WHAT IS BEING ASKED:
Without including any pictures, write out the listing below exactly.
=== INPUT ROWS ===
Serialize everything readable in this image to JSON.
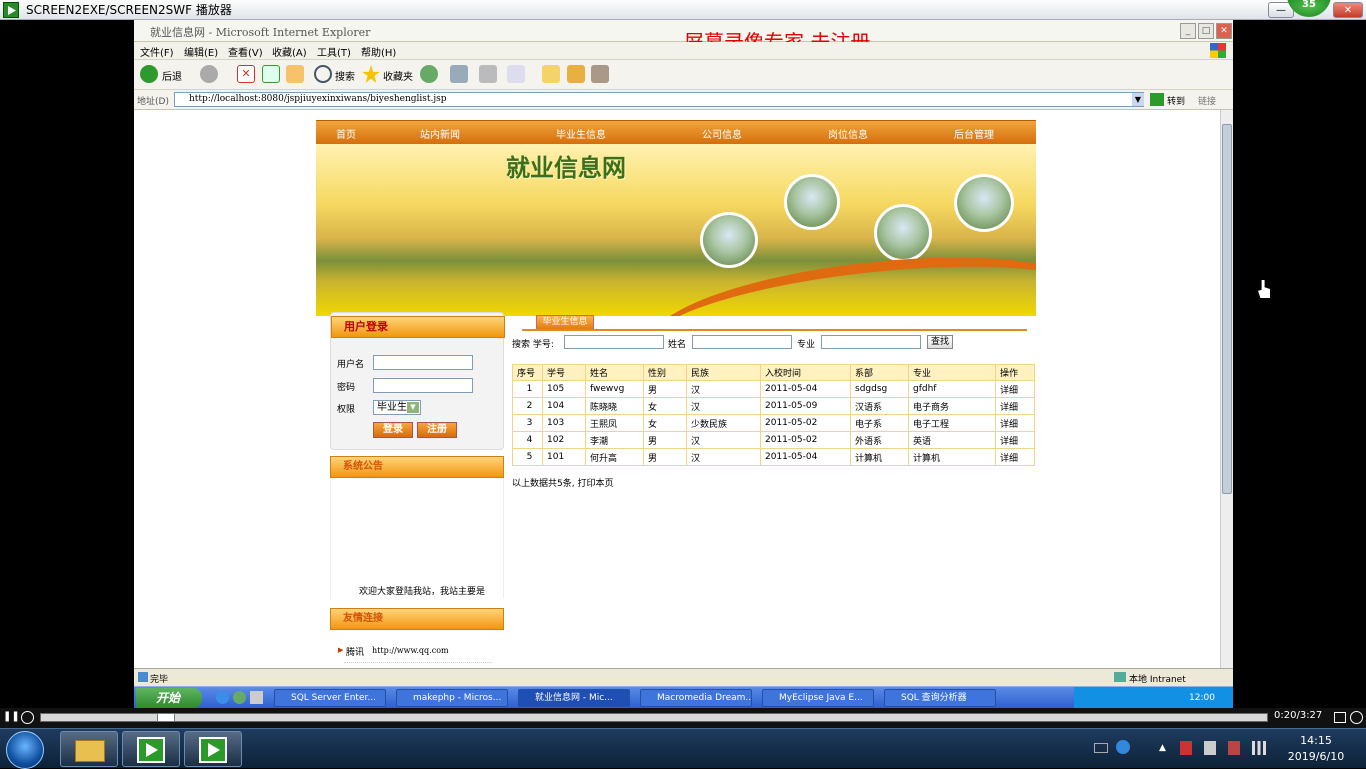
{
  "player": {
    "title": "SCREEN2EXE/SCREEN2SWF 播放器",
    "badge": "35",
    "minimize": "—",
    "close": "✕"
  },
  "ie": {
    "title": "就业信息网 - Microsoft Internet Explorer",
    "watermark": "屏幕录像专家  未注册",
    "menu": [
      "文件(F)",
      "编辑(E)",
      "查看(V)",
      "收藏(A)",
      "工具(T)",
      "帮助(H)"
    ],
    "toolbar": {
      "back": "后退",
      "search": "搜索",
      "favorites": "收藏夹"
    },
    "address_label": "地址(D)",
    "address": "http://localhost:8080/jspjiuyexinxiwans/biyeshenglist.jsp",
    "go": "转到",
    "links": "链接",
    "status_left": "完毕",
    "status_right": "本地 Intranet"
  },
  "site": {
    "nav": [
      "首页",
      "站内新闻",
      "毕业生信息",
      "公司信息",
      "岗位信息",
      "后台管理"
    ],
    "banner_title": "就业信息网",
    "login": {
      "header": "用户登录",
      "username_label": "用户名",
      "password_label": "密码",
      "role_label": "权限",
      "role_value": "毕业生",
      "login_button": "登录",
      "register_button": "注册"
    },
    "notice": {
      "header": "系统公告",
      "text": "欢迎大家登陆我站，我站主要是"
    },
    "friend_links": {
      "header": "友情连接",
      "items": [
        {
          "name": "腾讯",
          "url": "http://www.qq.com"
        }
      ]
    },
    "graduates": {
      "tab": "毕业生信息",
      "search_label": "搜索 学号:",
      "name_label": "姓名",
      "major_label": "专业",
      "find_button": "查找",
      "columns": [
        "序号",
        "学号",
        "姓名",
        "性别",
        "民族",
        "入校时间",
        "系部",
        "专业",
        "操作"
      ],
      "rows": [
        [
          "1",
          "105",
          "fwewvg",
          "男",
          "汉",
          "2011-05-04",
          "sdgdsg",
          "gfdhf",
          "详细"
        ],
        [
          "2",
          "104",
          "陈晓晓",
          "女",
          "汉",
          "2011-05-09",
          "汉语系",
          "电子商务",
          "详细"
        ],
        [
          "3",
          "103",
          "王熙凤",
          "女",
          "少数民族",
          "2011-05-02",
          "电子系",
          "电子工程",
          "详细"
        ],
        [
          "4",
          "102",
          "李潮",
          "男",
          "汉",
          "2011-05-02",
          "外语系",
          "英语",
          "详细"
        ],
        [
          "5",
          "101",
          "何升高",
          "男",
          "汉",
          "2011-05-04",
          "计算机",
          "计算机",
          "详细"
        ]
      ],
      "summary": "以上数据共5条, 打印本页"
    }
  },
  "xp_taskbar": {
    "start": "开始",
    "tasks": [
      "SQL Server Enter...",
      "makephp - Micros...",
      "就业信息网 - Mic...",
      "Macromedia Dream...",
      "MyEclipse Java E...",
      "SQL 查询分析器"
    ],
    "clock": "12:00"
  },
  "win7": {
    "playback_time": "0:20/3:27",
    "clock_time": "14:15",
    "clock_date": "2019/6/10"
  }
}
===
SOLUTION:
Serialize everything readable in this image to JSON.
{
  "player": {
    "title": "SCREEN2EXE/SCREEN2SWF 播放器",
    "badge": "35",
    "minimize": "—",
    "close": "✕"
  },
  "ie": {
    "title": "就业信息网 - Microsoft Internet Explorer",
    "watermark": "屏幕录像专家  未注册",
    "menu": [
      "文件(F)",
      "编辑(E)",
      "查看(V)",
      "收藏(A)",
      "工具(T)",
      "帮助(H)"
    ],
    "toolbar": {
      "back": "后退",
      "search": "搜索",
      "favorites": "收藏夹"
    },
    "address_label": "地址(D)",
    "address": "http://localhost:8080/jspjiuyexinxiwans/biyeshenglist.jsp",
    "go": "转到",
    "links": "链接",
    "status_left": "完毕",
    "status_right": "本地 Intranet"
  },
  "site": {
    "nav": [
      "首页",
      "站内新闻",
      "毕业生信息",
      "公司信息",
      "岗位信息",
      "后台管理"
    ],
    "banner_title": "就业信息网",
    "login": {
      "header": "用户登录",
      "username_label": "用户名",
      "password_label": "密码",
      "role_label": "权限",
      "role_value": "毕业生",
      "login_button": "登录",
      "register_button": "注册"
    },
    "notice": {
      "header": "系统公告",
      "text": "欢迎大家登陆我站，我站主要是"
    },
    "friend_links": {
      "header": "友情连接",
      "items": [
        {
          "name": "腾讯",
          "url": "http://www.qq.com"
        }
      ]
    },
    "graduates": {
      "tab": "毕业生信息",
      "search_label": "搜索 学号:",
      "name_label": "姓名",
      "major_label": "专业",
      "find_button": "查找",
      "columns": [
        "序号",
        "学号",
        "姓名",
        "性别",
        "民族",
        "入校时间",
        "系部",
        "专业",
        "操作"
      ],
      "rows": [
        [
          "1",
          "105",
          "fwewvg",
          "男",
          "汉",
          "2011-05-04",
          "sdgdsg",
          "gfdhf",
          "详细"
        ],
        [
          "2",
          "104",
          "陈晓晓",
          "女",
          "汉",
          "2011-05-09",
          "汉语系",
          "电子商务",
          "详细"
        ],
        [
          "3",
          "103",
          "王熙凤",
          "女",
          "少数民族",
          "2011-05-02",
          "电子系",
          "电子工程",
          "详细"
        ],
        [
          "4",
          "102",
          "李潮",
          "男",
          "汉",
          "2011-05-02",
          "外语系",
          "英语",
          "详细"
        ],
        [
          "5",
          "101",
          "何升高",
          "男",
          "汉",
          "2011-05-04",
          "计算机",
          "计算机",
          "详细"
        ]
      ],
      "summary": "以上数据共5条, 打印本页"
    }
  },
  "xp_taskbar": {
    "start": "开始",
    "tasks": [
      "SQL Server Enter...",
      "makephp - Micros...",
      "就业信息网 - Mic...",
      "Macromedia Dream...",
      "MyEclipse Java E...",
      "SQL 查询分析器"
    ],
    "clock": "12:00"
  },
  "win7": {
    "playback_time": "0:20/3:27",
    "clock_time": "14:15",
    "clock_date": "2019/6/10"
  }
}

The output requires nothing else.